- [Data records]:
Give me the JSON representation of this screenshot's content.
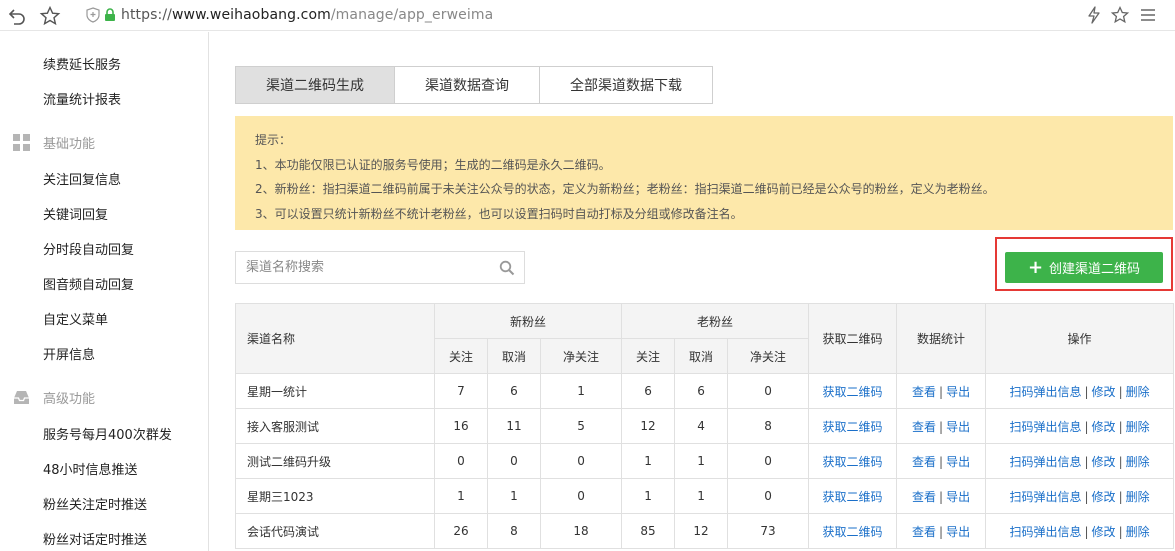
{
  "browser": {
    "url_scheme": "https://",
    "url_host": "www.weihaobang.com",
    "url_path": "/manage/app_erweima"
  },
  "sidebar": {
    "top_items": [
      "续费延长服务",
      "流量统计报表"
    ],
    "basic_section": "基础功能",
    "basic_items": [
      "关注回复信息",
      "关键词回复",
      "分时段自动回复",
      "图音频自动回复",
      "自定义菜单",
      "开屏信息"
    ],
    "advanced_section": "高级功能",
    "advanced_items": [
      "服务号每月400次群发",
      "48小时信息推送",
      "粉丝关注定时推送",
      "粉丝对话定时推送"
    ]
  },
  "tabs": [
    {
      "label": "渠道二维码生成",
      "active": true
    },
    {
      "label": "渠道数据查询",
      "active": false
    },
    {
      "label": "全部渠道数据下载",
      "active": false
    }
  ],
  "notice": {
    "title": "提示：",
    "lines": [
      "1、本功能仅限已认证的服务号使用；生成的二维码是永久二维码。",
      "2、新粉丝：指扫渠道二维码前属于未关注公众号的状态，定义为新粉丝；老粉丝：指扫渠道二维码前已经是公众号的粉丝，定义为老粉丝。",
      "3、可以设置只统计新粉丝不统计老粉丝，也可以设置扫码时自动打标及分组或修改备注名。"
    ]
  },
  "search": {
    "placeholder": "渠道名称搜索"
  },
  "create_button": {
    "label": "创建渠道二维码"
  },
  "table": {
    "headers": {
      "name": "渠道名称",
      "new_fans": "新粉丝",
      "old_fans": "老粉丝",
      "follow": "关注",
      "cancel": "取消",
      "net": "净关注",
      "qr": "获取二维码",
      "stats": "数据统计",
      "ops": "操作"
    },
    "link_labels": {
      "qr": "获取二维码",
      "view": "查看",
      "export": "导出",
      "popup": "扫码弹出信息",
      "edit": "修改",
      "delete": "删除",
      "sep": "|"
    },
    "rows": [
      {
        "name": "星期一统计",
        "nf": "7",
        "nc": "6",
        "nn": "1",
        "of": "6",
        "oc": "6",
        "on": "0"
      },
      {
        "name": "接入客服测试",
        "nf": "16",
        "nc": "11",
        "nn": "5",
        "of": "12",
        "oc": "4",
        "on": "8"
      },
      {
        "name": "测试二维码升级",
        "nf": "0",
        "nc": "0",
        "nn": "0",
        "of": "1",
        "oc": "1",
        "on": "0"
      },
      {
        "name": "星期三1023",
        "nf": "1",
        "nc": "1",
        "nn": "0",
        "of": "1",
        "oc": "1",
        "on": "0"
      },
      {
        "name": "会话代码演试",
        "nf": "26",
        "nc": "8",
        "nn": "18",
        "of": "85",
        "oc": "12",
        "on": "73"
      }
    ]
  },
  "colors": {
    "accent_green": "#3db34a",
    "notice_bg": "#fde8aa",
    "link_blue": "#1a6fc9",
    "highlight_red": "#e53935"
  }
}
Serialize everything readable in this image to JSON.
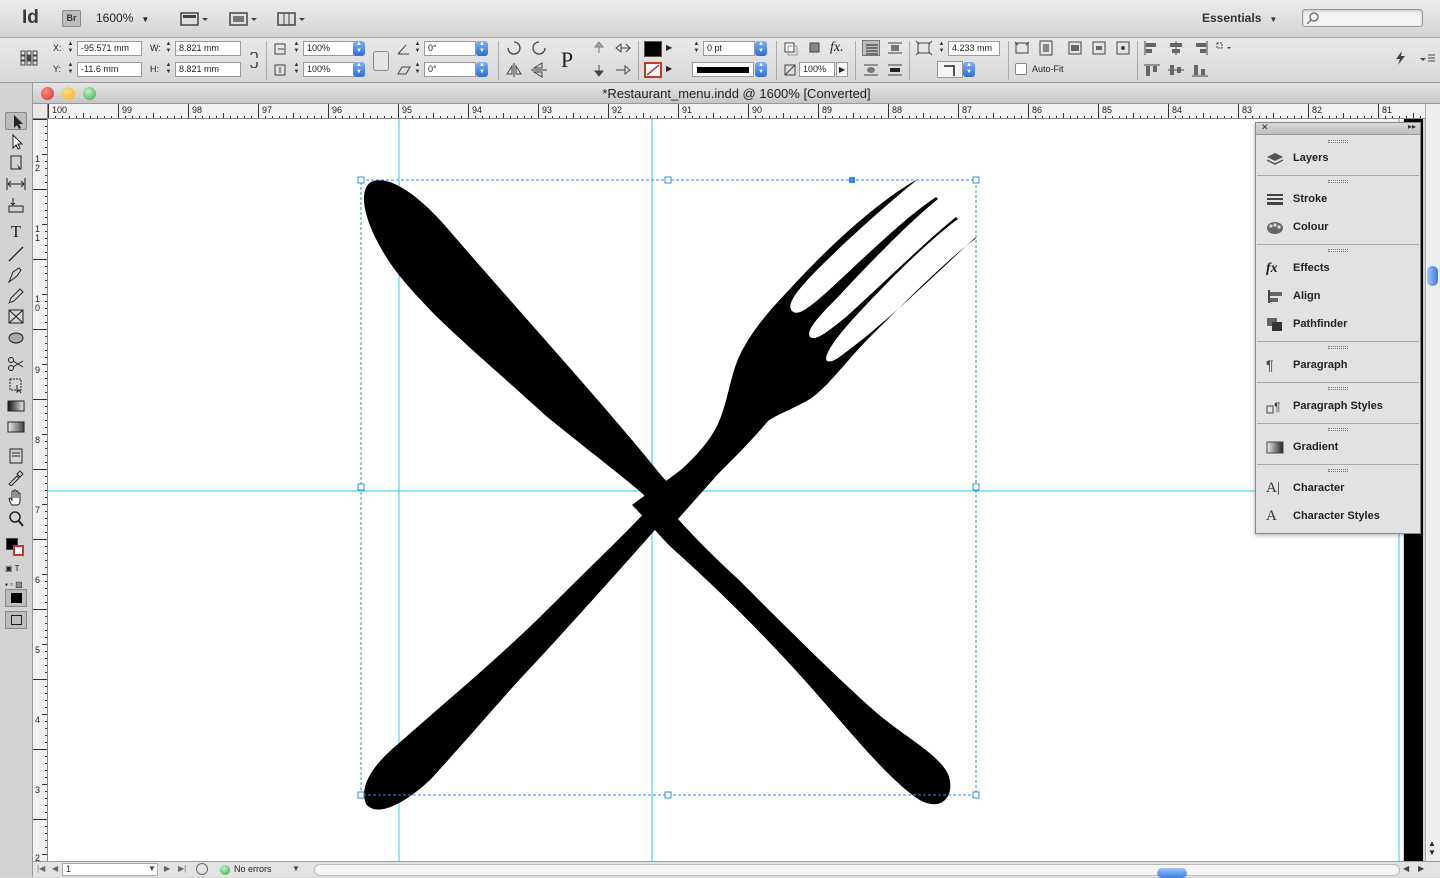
{
  "appbar": {
    "logo": "Id",
    "bridge": "Br",
    "zoom": "1600%",
    "workspace": "Essentials"
  },
  "control": {
    "x_label": "X:",
    "x_value": "-95.571 mm",
    "y_label": "Y:",
    "y_value": "-11.6 mm",
    "w_label": "W:",
    "w_value": "8.821 mm",
    "h_label": "H:",
    "h_value": "8.821 mm",
    "scale_x": "100%",
    "scale_y": "100%",
    "rotate": "0°",
    "shear": "0°",
    "stroke_weight": "0 pt",
    "opacity": "100%",
    "fitting_offset": "4.233 mm",
    "autofit_label": "Auto-Fit"
  },
  "document": {
    "title": "*Restaurant_menu.indd @ 1600% [Converted]"
  },
  "ruler": {
    "h": [
      "100",
      "99",
      "98",
      "97",
      "96",
      "95",
      "94",
      "93",
      "92",
      "91",
      "90",
      "89",
      "88",
      "87",
      "86",
      "85",
      "84",
      "83",
      "82",
      "81"
    ],
    "v": [
      "1 2",
      "1 1",
      "1 0",
      "9",
      "8",
      "7",
      "6",
      "5",
      "4",
      "3",
      "2"
    ]
  },
  "status": {
    "page": "1",
    "preflight": "No errors"
  },
  "panel": {
    "items": [
      {
        "label": "Layers",
        "icon": "layers-icon"
      },
      {
        "label": "Stroke",
        "icon": "stroke-icon"
      },
      {
        "label": "Colour",
        "icon": "colour-icon"
      },
      {
        "label": "Effects",
        "icon": "effects-icon"
      },
      {
        "label": "Align",
        "icon": "align-icon"
      },
      {
        "label": "Pathfinder",
        "icon": "pathfinder-icon"
      },
      {
        "label": "Paragraph",
        "icon": "paragraph-icon"
      },
      {
        "label": "Paragraph Styles",
        "icon": "paragraph-styles-icon"
      },
      {
        "label": "Gradient",
        "icon": "gradient-icon"
      },
      {
        "label": "Character",
        "icon": "character-icon"
      },
      {
        "label": "Character Styles",
        "icon": "character-styles-icon"
      }
    ]
  },
  "colors": {
    "guide": "#22d3e6",
    "selection": "#2f8ee8",
    "artwork": "#000000"
  }
}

- [Description of the task]:
Extract all lines from the material above that include the word "title".

- [Exercise answer]:
    "title": "提示：",
    "title": "*Restaurant_menu.indd @ 1600% [Converted]"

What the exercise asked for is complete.